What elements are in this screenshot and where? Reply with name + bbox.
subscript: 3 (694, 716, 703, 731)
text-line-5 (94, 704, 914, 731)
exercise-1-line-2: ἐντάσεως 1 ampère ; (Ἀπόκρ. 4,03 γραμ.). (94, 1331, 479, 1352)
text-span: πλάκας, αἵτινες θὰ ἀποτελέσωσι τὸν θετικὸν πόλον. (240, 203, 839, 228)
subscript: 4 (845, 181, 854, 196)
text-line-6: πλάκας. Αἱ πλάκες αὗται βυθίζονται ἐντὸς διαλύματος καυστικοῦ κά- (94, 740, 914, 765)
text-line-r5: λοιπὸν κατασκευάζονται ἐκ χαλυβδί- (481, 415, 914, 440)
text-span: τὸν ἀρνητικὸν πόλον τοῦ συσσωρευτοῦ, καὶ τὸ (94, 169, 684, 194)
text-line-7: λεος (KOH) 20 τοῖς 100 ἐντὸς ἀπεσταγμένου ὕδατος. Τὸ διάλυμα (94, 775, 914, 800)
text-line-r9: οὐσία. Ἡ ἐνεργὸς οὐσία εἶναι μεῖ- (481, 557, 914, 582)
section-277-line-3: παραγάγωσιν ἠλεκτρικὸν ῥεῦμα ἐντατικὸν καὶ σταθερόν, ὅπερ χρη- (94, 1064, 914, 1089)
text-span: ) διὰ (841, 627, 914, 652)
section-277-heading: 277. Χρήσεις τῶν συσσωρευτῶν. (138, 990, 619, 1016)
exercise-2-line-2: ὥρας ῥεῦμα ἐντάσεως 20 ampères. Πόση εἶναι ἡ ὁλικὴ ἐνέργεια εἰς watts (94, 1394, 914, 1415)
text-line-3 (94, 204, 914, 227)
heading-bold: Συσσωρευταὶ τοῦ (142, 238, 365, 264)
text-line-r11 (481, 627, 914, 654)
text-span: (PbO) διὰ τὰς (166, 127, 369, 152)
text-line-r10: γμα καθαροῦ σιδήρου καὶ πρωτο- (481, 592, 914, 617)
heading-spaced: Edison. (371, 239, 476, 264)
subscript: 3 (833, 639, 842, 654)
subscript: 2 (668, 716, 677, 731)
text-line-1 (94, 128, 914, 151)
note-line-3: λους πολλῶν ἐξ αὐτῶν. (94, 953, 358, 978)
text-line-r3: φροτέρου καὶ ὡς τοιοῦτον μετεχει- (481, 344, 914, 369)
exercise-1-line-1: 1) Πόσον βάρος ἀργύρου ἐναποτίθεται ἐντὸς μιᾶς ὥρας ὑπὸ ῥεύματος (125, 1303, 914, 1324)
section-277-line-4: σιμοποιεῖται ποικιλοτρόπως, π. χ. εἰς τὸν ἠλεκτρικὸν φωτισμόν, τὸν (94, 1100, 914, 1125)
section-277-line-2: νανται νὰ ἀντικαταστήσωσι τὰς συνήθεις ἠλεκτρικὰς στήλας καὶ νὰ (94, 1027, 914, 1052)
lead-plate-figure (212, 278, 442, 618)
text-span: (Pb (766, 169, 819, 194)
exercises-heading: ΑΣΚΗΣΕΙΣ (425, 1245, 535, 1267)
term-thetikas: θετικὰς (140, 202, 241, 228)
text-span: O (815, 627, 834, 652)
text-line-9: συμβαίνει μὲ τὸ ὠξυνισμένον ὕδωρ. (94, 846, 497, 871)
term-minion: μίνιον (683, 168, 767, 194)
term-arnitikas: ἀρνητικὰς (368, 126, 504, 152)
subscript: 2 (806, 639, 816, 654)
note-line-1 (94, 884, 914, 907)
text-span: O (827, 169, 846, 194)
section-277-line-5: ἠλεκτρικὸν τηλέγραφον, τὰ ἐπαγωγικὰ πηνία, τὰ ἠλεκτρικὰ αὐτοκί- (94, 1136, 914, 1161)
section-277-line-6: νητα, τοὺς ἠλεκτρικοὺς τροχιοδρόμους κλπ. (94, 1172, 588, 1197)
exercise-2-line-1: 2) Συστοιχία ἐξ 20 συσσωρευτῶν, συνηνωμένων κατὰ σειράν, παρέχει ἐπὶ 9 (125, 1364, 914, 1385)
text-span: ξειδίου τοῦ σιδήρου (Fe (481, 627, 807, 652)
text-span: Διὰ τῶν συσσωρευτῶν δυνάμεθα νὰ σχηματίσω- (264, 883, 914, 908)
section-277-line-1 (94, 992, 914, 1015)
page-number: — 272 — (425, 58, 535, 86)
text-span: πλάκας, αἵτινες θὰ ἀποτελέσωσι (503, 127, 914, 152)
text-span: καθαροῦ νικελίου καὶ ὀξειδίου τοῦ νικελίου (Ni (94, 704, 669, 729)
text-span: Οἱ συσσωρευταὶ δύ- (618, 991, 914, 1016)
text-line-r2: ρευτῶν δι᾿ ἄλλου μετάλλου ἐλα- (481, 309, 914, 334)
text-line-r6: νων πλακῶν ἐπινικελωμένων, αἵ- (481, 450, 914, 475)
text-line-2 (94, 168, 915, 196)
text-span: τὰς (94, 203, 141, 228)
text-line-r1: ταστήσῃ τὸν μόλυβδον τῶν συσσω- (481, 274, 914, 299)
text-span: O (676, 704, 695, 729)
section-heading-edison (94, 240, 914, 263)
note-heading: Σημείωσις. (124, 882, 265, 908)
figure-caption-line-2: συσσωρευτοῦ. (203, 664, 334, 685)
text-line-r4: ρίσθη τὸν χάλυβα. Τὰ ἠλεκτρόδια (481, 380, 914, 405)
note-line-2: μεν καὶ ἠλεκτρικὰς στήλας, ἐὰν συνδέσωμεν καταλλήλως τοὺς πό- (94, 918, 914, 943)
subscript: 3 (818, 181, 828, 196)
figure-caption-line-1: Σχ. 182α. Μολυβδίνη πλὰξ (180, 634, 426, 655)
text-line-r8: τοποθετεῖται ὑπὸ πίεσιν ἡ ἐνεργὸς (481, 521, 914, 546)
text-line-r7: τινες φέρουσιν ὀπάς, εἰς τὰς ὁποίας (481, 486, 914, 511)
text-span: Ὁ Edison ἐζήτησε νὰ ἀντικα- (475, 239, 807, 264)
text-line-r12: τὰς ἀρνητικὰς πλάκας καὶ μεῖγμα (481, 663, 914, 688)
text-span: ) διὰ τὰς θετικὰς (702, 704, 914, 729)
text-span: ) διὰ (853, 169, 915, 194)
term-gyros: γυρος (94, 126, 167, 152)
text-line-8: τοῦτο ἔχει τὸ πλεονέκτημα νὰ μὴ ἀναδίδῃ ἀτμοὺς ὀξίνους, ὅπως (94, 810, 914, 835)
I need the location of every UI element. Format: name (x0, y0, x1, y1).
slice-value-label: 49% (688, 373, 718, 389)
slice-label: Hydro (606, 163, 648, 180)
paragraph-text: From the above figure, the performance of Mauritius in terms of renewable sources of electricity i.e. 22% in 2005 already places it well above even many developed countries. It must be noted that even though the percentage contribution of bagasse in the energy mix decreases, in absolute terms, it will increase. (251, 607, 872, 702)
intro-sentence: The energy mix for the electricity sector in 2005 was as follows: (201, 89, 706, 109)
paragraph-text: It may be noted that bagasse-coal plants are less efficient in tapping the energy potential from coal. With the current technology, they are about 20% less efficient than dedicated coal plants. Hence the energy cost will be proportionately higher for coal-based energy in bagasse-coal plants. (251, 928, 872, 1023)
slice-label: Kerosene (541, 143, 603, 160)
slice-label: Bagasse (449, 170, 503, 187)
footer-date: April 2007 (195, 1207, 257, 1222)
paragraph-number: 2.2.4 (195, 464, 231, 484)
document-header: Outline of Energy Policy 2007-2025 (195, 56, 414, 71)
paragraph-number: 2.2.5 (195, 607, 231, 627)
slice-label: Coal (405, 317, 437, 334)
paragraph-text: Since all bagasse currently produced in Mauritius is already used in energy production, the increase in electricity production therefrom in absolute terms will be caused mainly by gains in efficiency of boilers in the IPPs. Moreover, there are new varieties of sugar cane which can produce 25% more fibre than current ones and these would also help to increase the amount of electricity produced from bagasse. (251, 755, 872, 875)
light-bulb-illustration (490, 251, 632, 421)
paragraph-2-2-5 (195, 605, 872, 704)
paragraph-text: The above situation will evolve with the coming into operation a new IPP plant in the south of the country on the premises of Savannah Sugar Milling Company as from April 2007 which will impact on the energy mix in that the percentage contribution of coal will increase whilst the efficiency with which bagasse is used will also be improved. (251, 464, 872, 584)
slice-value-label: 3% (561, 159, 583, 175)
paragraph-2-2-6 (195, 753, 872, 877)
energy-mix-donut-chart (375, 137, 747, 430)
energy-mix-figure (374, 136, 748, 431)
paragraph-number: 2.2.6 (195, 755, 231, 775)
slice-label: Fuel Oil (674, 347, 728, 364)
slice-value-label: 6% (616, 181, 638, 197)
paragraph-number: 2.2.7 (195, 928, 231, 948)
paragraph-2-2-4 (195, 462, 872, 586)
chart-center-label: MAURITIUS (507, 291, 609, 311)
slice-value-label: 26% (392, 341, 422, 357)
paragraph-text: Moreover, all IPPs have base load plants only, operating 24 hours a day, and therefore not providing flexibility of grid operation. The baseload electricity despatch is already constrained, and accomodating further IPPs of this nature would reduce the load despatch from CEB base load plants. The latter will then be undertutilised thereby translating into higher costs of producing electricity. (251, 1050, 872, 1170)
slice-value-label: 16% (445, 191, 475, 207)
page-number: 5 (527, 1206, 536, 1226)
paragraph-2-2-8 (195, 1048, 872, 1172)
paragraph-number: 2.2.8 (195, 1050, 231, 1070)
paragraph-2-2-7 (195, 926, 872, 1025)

◇ ◇ ◇

§ What you have to do
Pull out each line above that contains the string "chart".

§ Solution for this problem
energy-mix-donut-chart (375, 137, 747, 430)
chart-center-label: MAURITIUS (507, 291, 609, 311)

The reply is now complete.